PROBLEM: In the entries below, count each line holding the word "στις". Answer with the total alone.
= = = =
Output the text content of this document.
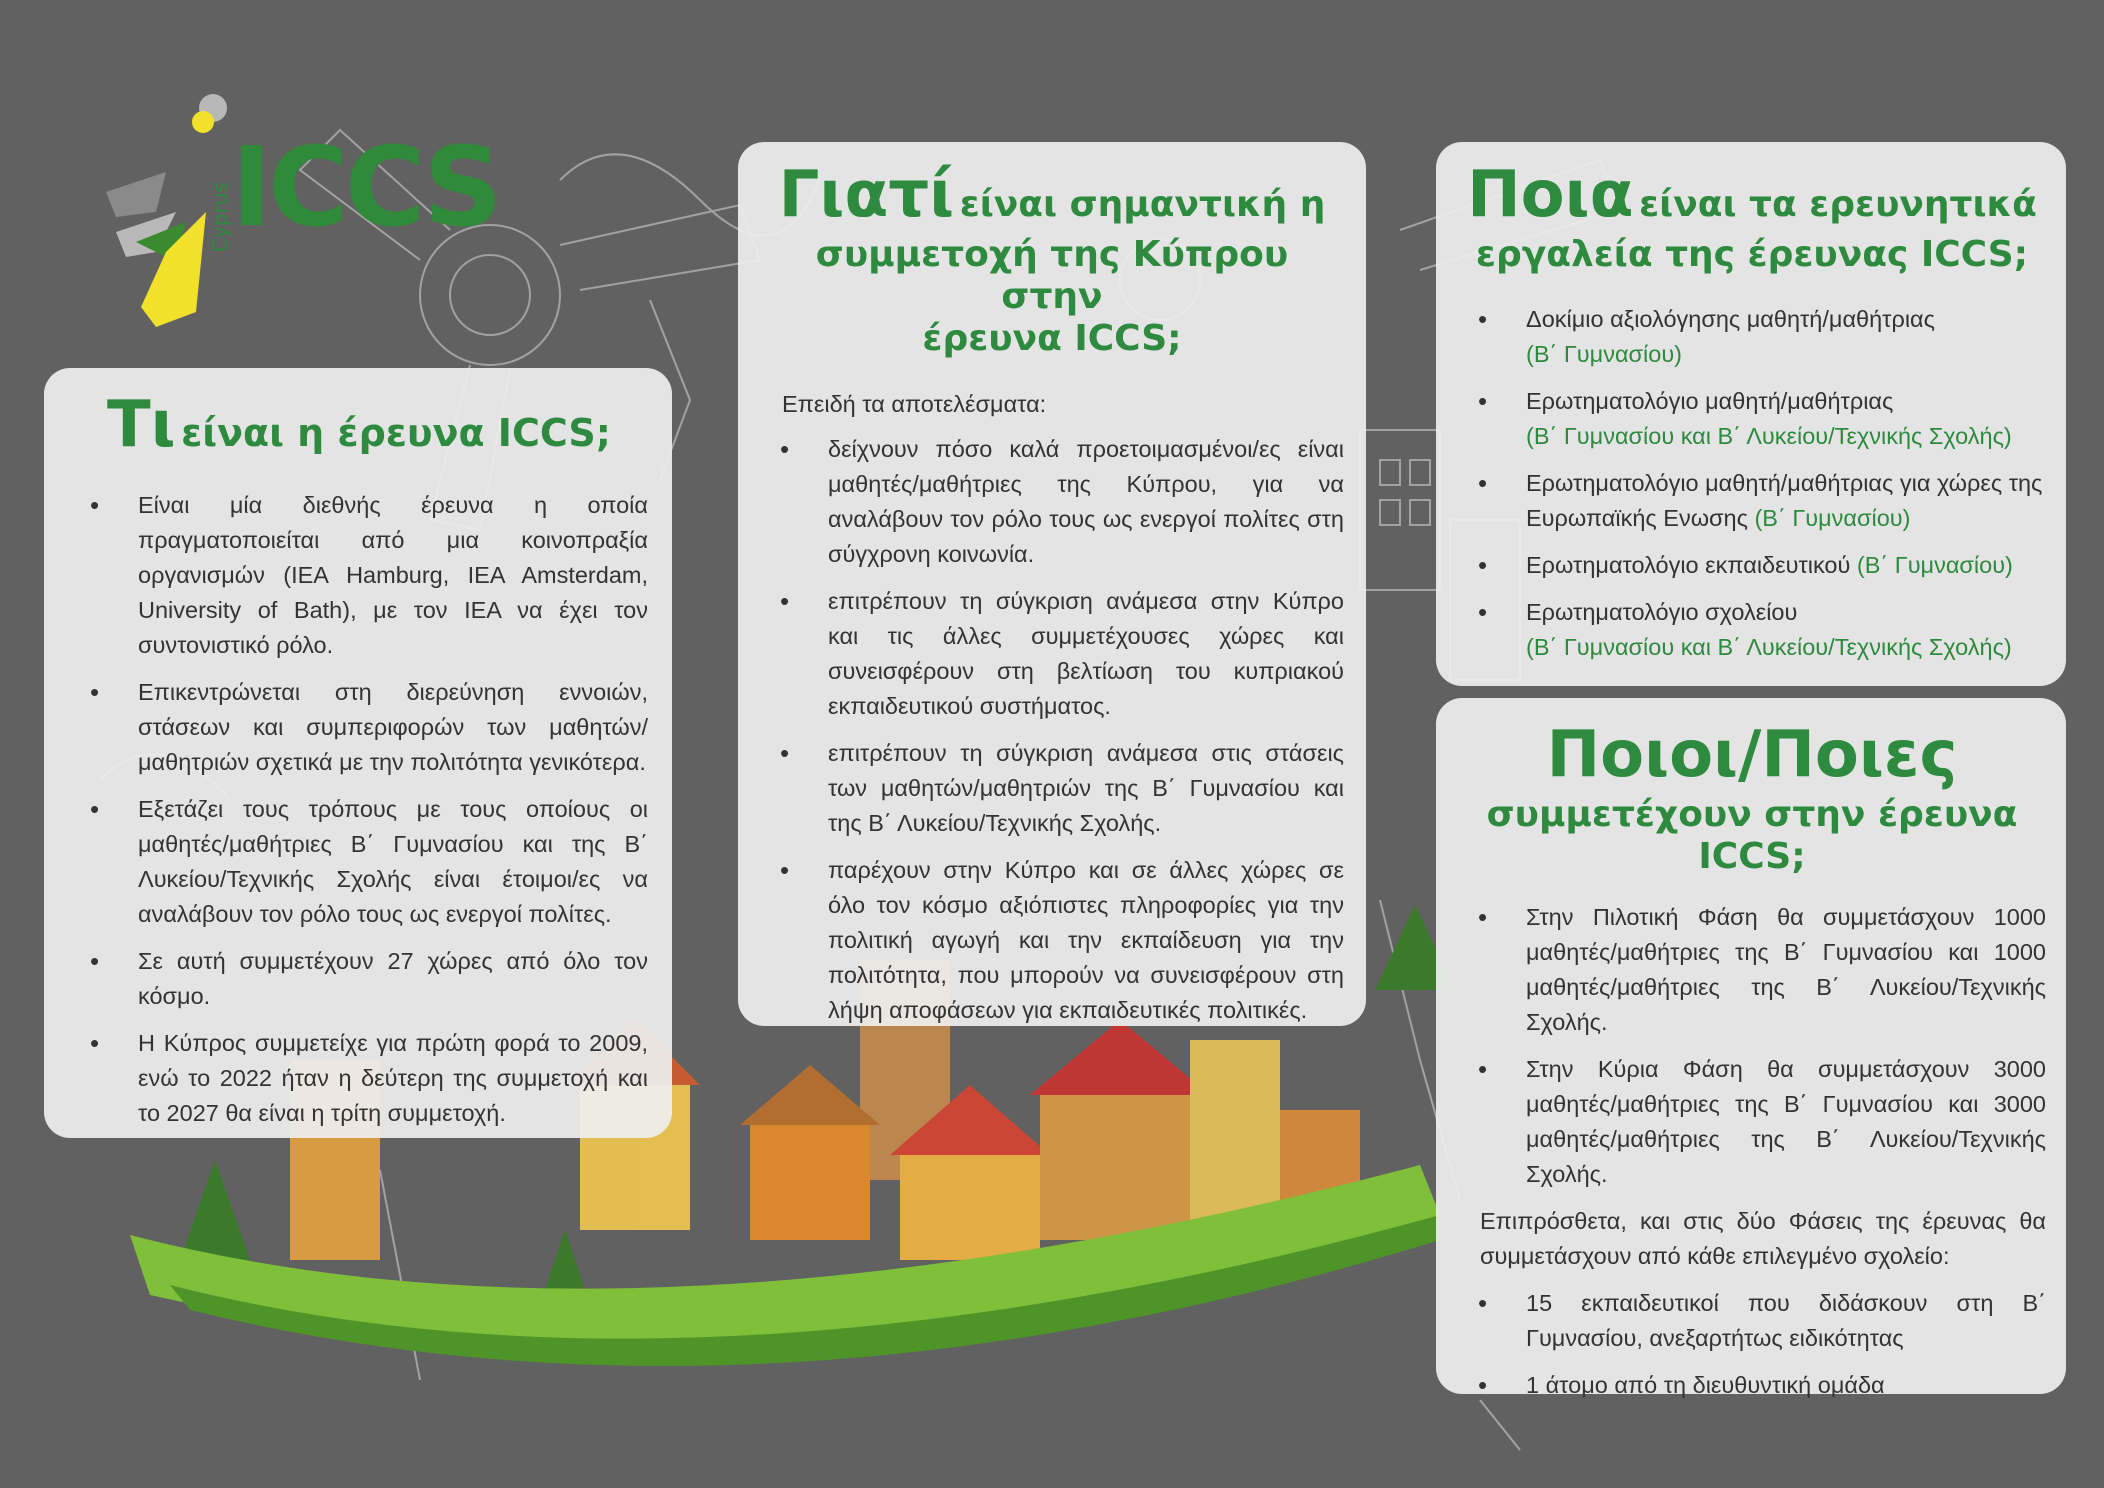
Cyprus ICCS
Τι είναι η έρευνα ICCS;
• Είναι μία διεθνής έρευνα η οποία πραγματοποιείται από μια κοινοπραξία οργανισμών (IEA Hamburg, IEA Amsterdam, University of Bath), με τον IEA να έχει τον συντονιστικό ρόλο.
• Επικεντρώνεται στη διερεύνηση εννοιών, στάσεων και συμπεριφορών των μαθητών/μαθητριών σχετικά με την πολιτότητα γενικότερα.
• Εξετάζει τους τρόπους με τους οποίους οι μαθητές/μαθήτριες Β΄ Γυμνασίου και της Β΄ Λυκείου/Τεχνικής Σχολής είναι έτοιμοι/ες να αναλάβουν τον ρόλο τους ως ενεργοί πολίτες.
• Σε αυτή συμμετέχουν 27 χώρες από όλο τον κόσμο.
• Η Κύπρος συμμετείχε για πρώτη φορά το 2009, ενώ το 2022 ήταν η δεύτερη της συμμετοχή και το 2027 θα είναι η τρίτη συμμετοχή.
Γιατί είναι σημαντική η
συμμετοχή της Κύπρου στην
έρευνα ICCS;
Επειδή τα αποτελέσματα:
• δείχνουν πόσο καλά προετοιμασμένοι/ες είναι μαθητές/μαθήτριες της Κύπρου, για να αναλάβουν τον ρόλο τους ως ενεργοί πολίτες στη σύγχρονη κοινωνία.
• επιτρέπουν τη σύγκριση ανάμεσα στην Κύπρο και τις άλλες συμμετέχουσες χώρες και συνεισφέρουν στη βελτίωση του κυπριακού εκπαιδευτικού συστήματος.
• επιτρέπουν τη σύγκριση ανάμεσα στις στάσεις των μαθητών/μαθητριών της Β΄ Γυμνασίου και της Β΄ Λυκείου/Τεχνικής Σχολής.
• παρέχουν στην Κύπρο και σε άλλες χώρες σε όλο τον κόσμο αξιόπιστες πληροφορίες για την πολιτική αγωγή και την εκπαίδευση για την πολιτότητα, που μπορούν να συνεισφέρουν στη λήψη αποφάσεων για εκπαιδευτικές πολιτικές.
Ποια είναι τα ερευνητικά
εργαλεία της έρευνας ICCS;
• Δοκίμιο αξιολόγησης μαθητή/μαθήτριας
(Β΄ Γυμνασίου)
• Ερωτηματολόγιο μαθητή/μαθήτριας
(Β΄ Γυμνασίου και Β΄ Λυκείου/Τεχνικής Σχολής)
• Ερωτηματολόγιο μαθητή/μαθήτριας για χώρες της Ευρωπαϊκής Ενωσης (Β΄ Γυμνασίου)
• Ερωτηματολόγιο εκπαιδευτικού (Β΄ Γυμνασίου)
• Ερωτηματολόγιο σχολείου
(Β΄ Γυμνασίου και Β΄ Λυκείου/Τεχνικής Σχολής)
Ποιοι/Ποιες
συμμετέχουν στην έρευνα ICCS;
• Στην Πιλοτική Φάση θα συμμετάσχουν 1000 μαθητές/μαθήτριες της Β΄ Γυμνασίου και 1000 μαθητές/μαθήτριες της Β΄ Λυκείου/Τεχνικής Σχολής.
• Στην Κύρια Φάση θα συμμετάσχουν 3000 μαθητές/μαθήτριες της Β΄ Γυμνασίου και 3000 μαθητές/μαθήτριες της Β΄ Λυκείου/Τεχνικής Σχολής.
Επιπρόσθετα, και στις δύο Φάσεις της έρευνας θα συμμετάσχουν από κάθε επιλεγμένο σχολείο:
• 15 εκπαιδευτικοί που διδάσκουν στη Β΄ Γυμνασίου, ανεξαρτήτως ειδικότητας
• 1 άτομο από τη διευθυντική ομάδα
= = = =
RESPONSE: 2